# [INSTRUCTIONS TO FOLLOW]
Gather the lines from the material that contain "your".

# [GIVEN RECORDS]
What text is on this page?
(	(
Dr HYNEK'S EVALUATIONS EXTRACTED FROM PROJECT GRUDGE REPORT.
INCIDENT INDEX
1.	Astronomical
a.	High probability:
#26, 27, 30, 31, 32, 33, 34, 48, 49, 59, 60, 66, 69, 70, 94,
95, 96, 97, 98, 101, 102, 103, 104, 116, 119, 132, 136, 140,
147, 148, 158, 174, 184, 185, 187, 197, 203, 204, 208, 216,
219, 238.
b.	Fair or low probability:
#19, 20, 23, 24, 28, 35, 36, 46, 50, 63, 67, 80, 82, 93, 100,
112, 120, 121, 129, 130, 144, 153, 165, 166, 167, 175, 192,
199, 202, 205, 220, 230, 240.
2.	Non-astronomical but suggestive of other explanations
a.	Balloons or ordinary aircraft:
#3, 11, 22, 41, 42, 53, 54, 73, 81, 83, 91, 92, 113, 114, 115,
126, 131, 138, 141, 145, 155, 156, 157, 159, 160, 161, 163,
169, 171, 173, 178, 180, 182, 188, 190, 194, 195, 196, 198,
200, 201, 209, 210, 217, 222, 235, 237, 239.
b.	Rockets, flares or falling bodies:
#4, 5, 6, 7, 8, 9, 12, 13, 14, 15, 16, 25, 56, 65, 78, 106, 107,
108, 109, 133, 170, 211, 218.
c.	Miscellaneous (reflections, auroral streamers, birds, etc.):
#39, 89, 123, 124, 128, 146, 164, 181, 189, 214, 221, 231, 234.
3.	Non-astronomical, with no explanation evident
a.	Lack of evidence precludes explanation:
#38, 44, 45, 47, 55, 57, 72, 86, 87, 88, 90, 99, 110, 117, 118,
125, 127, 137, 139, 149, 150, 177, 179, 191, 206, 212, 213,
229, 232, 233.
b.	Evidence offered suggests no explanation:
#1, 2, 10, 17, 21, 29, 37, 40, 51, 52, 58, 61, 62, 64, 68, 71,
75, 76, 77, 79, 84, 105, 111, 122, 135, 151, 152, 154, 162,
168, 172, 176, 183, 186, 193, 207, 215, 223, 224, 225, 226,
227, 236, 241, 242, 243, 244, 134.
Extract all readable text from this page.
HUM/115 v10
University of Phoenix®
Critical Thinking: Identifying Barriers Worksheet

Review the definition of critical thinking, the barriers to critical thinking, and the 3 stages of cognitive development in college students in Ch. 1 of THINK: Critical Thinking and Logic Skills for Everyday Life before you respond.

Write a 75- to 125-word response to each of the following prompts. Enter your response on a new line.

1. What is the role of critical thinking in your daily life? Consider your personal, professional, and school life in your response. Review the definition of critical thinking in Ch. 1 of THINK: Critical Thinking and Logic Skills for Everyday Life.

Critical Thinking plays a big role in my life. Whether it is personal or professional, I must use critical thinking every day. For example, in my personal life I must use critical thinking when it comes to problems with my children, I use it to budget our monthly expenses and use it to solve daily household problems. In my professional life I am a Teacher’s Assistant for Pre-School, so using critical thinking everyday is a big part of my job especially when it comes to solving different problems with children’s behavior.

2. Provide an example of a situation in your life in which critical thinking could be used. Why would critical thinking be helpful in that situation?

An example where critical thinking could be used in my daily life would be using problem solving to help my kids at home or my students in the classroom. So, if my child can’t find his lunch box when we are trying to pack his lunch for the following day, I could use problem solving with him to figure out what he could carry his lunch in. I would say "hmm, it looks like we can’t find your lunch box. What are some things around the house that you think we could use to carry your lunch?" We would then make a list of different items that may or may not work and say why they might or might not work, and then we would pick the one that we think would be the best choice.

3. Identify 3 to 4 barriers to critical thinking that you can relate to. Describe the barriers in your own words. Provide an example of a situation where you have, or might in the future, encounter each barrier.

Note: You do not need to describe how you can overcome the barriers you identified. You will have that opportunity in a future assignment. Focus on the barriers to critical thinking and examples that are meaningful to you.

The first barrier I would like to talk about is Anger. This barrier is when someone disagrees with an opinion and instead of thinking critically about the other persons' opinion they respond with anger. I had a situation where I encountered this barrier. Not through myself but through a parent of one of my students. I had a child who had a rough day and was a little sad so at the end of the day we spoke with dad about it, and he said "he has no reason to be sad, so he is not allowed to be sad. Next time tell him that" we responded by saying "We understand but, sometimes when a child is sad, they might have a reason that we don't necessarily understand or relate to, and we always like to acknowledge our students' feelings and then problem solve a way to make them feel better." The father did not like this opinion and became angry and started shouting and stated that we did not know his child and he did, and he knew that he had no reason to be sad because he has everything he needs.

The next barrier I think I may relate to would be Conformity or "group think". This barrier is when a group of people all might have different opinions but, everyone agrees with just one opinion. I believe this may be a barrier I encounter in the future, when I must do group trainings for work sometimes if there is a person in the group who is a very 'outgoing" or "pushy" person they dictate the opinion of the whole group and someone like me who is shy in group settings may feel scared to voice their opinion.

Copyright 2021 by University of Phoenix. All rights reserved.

# [EXERCISE ANSWER]
Write a 75- to 125-word response to each of the following prompts. Enter your response on a new line.
1. What is the role of critical thinking in your daily life? Consider your personal, professional, and school life in your response. Review the definition of critical thinking in Ch. 1 of THINK: Critical Thinking and Logic Skills for Everyday Life.
2. Provide an example of a situation in your life in which critical thinking could be used. Why would critical thinking be helpful in that situation?
An example where critical thinking could be used in my daily life would be using problem solving to help my kids at home or my students in the classroom. So, if my child can’t find his lunch box when we are trying to pack his lunch for the following day, I could use problem solving with him to figure out what he could carry his lunch in. I would say "hmm, it looks like we can’t find your lunch box. What are some things around the house that you think we could use to carry your lunch?" We would then make a list of different items that may or may not work and say why they might or might not work, and then we would pick the one that we think would be the best choice.
3. Identify 3 to 4 barriers to critical thinking that you can relate to. Describe the barriers in your own words. Provide an example of a situation where you have, or might in the future, encounter each barrier.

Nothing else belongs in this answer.